_Input material_.
§ §
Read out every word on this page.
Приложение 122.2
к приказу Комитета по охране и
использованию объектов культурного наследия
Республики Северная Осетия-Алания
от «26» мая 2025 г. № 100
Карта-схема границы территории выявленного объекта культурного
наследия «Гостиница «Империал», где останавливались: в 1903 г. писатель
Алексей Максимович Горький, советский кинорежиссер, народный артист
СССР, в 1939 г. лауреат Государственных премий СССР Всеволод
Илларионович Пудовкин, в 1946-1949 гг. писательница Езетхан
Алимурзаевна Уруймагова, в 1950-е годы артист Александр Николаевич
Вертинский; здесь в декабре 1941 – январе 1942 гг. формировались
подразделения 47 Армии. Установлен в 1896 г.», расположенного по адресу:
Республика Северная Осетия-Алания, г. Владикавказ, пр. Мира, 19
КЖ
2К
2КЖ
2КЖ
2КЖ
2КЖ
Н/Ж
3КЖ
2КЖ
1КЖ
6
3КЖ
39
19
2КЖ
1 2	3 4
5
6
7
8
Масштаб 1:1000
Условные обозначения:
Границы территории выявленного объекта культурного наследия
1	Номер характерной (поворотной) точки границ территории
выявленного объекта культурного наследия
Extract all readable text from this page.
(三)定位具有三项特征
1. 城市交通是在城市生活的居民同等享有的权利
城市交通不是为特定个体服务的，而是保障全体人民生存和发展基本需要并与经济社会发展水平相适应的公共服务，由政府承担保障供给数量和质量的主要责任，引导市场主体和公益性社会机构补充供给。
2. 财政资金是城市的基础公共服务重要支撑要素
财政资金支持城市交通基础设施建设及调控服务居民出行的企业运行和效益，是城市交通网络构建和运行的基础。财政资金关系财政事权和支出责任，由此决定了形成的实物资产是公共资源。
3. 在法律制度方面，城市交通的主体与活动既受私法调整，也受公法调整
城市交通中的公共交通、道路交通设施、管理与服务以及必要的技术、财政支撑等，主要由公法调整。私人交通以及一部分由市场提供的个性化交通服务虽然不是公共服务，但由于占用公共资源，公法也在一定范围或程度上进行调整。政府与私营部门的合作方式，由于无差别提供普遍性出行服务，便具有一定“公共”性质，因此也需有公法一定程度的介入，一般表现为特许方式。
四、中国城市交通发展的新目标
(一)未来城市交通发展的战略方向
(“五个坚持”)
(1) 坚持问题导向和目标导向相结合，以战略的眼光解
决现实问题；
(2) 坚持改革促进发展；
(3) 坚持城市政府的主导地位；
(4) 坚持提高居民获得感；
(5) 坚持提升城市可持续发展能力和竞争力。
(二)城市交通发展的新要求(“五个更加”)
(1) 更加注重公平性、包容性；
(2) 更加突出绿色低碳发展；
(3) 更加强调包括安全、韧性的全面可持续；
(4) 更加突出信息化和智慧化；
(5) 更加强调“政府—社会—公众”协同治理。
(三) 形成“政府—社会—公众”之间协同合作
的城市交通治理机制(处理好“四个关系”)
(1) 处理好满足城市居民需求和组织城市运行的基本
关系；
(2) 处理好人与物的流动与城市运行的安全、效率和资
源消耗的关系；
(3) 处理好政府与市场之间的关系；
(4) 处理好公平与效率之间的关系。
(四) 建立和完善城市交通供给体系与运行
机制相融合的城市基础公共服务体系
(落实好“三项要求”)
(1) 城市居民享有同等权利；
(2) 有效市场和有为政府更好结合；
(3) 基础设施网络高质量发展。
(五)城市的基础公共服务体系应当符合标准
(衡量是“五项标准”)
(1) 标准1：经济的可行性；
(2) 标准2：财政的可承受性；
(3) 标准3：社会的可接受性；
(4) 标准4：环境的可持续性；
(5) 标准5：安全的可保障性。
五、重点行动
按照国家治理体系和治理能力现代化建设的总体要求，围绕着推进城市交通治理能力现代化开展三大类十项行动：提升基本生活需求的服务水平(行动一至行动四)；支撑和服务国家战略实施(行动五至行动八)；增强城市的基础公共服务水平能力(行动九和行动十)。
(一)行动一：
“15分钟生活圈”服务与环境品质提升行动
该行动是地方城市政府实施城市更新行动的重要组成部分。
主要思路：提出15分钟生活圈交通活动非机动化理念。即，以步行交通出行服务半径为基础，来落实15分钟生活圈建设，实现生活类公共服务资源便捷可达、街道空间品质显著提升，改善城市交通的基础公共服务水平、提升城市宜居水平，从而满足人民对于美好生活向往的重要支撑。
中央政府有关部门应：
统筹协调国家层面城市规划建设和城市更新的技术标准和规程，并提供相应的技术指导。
§ §
_Instructions for the task_. Retype all of the material, keeping each line exact.

_Finished exercise_.
Read out every word on this page.
Приложение 122.2
к приказу Комитета по охране и
использованию объектов культурного наследия
Республики Северная Осетия-Алания
от «26» мая 2025 г. № 100
Карта-схема границы территории выявленного объекта культурного
наследия «Гостиница «Империал», где останавливались: в 1903 г. писатель
Алексей Максимович Горький, советский кинорежиссер, народный артист
СССР, в 1939 г. лауреат Государственных премий СССР Всеволод
Илларионович Пудовкин, в 1946-1949 гг. писательница Езетхан
Алимурзаевна Уруймагова, в 1950-е годы артист Александр Николаевич
Вертинский; здесь в декабре 1941 – январе 1942 гг. формировались
подразделения 47 Армии. Установлен в 1896 г.», расположенного по адресу:
Республика Северная Осетия-Алания, г. Владикавказ, пр. Мира, 19
КЖ
2К
2КЖ
2КЖ
2КЖ
2КЖ
Н/Ж
3КЖ
2КЖ
1КЖ
6
3КЖ
39
19
2КЖ
1 2	3 4
5
6
7
8
Масштаб 1:1000
Условные обозначения:
Границы территории выявленного объекта культурного наследия
1	Номер характерной (поворотной) точки границ территории
выявленного объекта культурного наследия
Extract all readable text from this page.
(三)定位具有三项特征
1. 城市交通是在城市生活的居民同等享有的权利
城市交通不是为特定个体服务的，而是保障全体人民生存和发展基本需要并与经济社会发展水平相适应的公共服务，由政府承担保障供给数量和质量的主要责任，引导市场主体和公益性社会机构补充供给。
2. 财政资金是城市的基础公共服务重要支撑要素
财政资金支持城市交通基础设施建设及调控服务居民出行的企业运行和效益，是城市交通网络构建和运行的基础。财政资金关系财政事权和支出责任，由此决定了形成的实物资产是公共资源。
3. 在法律制度方面，城市交通的主体与活动既受私法调整，也受公法调整
城市交通中的公共交通、道路交通设施、管理与服务以及必要的技术、财政支撑等，主要由公法调整。私人交通以及一部分由市场提供的个性化交通服务虽然不是公共服务，但由于占用公共资源，公法也在一定范围或程度上进行调整。政府与私营部门的合作方式，由于无差别提供普遍性出行服务，便具有一定“公共”性质，因此也需有公法一定程度的介入，一般表现为特许方式。
四、中国城市交通发展的新目标
(一)未来城市交通发展的战略方向
(“五个坚持”)
(1) 坚持问题导向和目标导向相结合，以战略的眼光解
决现实问题；
(2) 坚持改革促进发展；
(3) 坚持城市政府的主导地位；
(4) 坚持提高居民获得感；
(5) 坚持提升城市可持续发展能力和竞争力。
(二)城市交通发展的新要求(“五个更加”)
(1) 更加注重公平性、包容性；
(2) 更加突出绿色低碳发展；
(3) 更加强调包括安全、韧性的全面可持续；
(4) 更加突出信息化和智慧化；
(5) 更加强调“政府—社会—公众”协同治理。
(三) 形成“政府—社会—公众”之间协同合作
的城市交通治理机制(处理好“四个关系”)
(1) 处理好满足城市居民需求和组织城市运行的基本
关系；
(2) 处理好人与物的流动与城市运行的安全、效率和资
源消耗的关系；
(3) 处理好政府与市场之间的关系；
(4) 处理好公平与效率之间的关系。
(四) 建立和完善城市交通供给体系与运行
机制相融合的城市基础公共服务体系
(落实好“三项要求”)
(1) 城市居民享有同等权利；
(2) 有效市场和有为政府更好结合；
(3) 基础设施网络高质量发展。
(五)城市的基础公共服务体系应当符合标准
(衡量是“五项标准”)
(1) 标准1：经济的可行性；
(2) 标准2：财政的可承受性；
(3) 标准3：社会的可接受性；
(4) 标准4：环境的可持续性；
(5) 标准5：安全的可保障性。
五、重点行动
按照国家治理体系和治理能力现代化建设的总体要求，围绕着推进城市交通治理能力现代化开展三大类十项行动：提升基本生活需求的服务水平(行动一至行动四)；支撑和服务国家战略实施(行动五至行动八)；增强城市的基础公共服务水平能力(行动九和行动十)。
(一)行动一：
“15分钟生活圈”服务与环境品质提升行动
该行动是地方城市政府实施城市更新行动的重要组成部分。
主要思路：提出15分钟生活圈交通活动非机动化理念。即，以步行交通出行服务半径为基础，来落实15分钟生活圈建设，实现生活类公共服务资源便捷可达、街道空间品质显著提升，改善城市交通的基础公共服务水平、提升城市宜居水平，从而满足人民对于美好生活向往的重要支撑。
中央政府有关部门应：
统筹协调国家层面城市规划建设和城市更新的技术标准和规程，并提供相应的技术指导。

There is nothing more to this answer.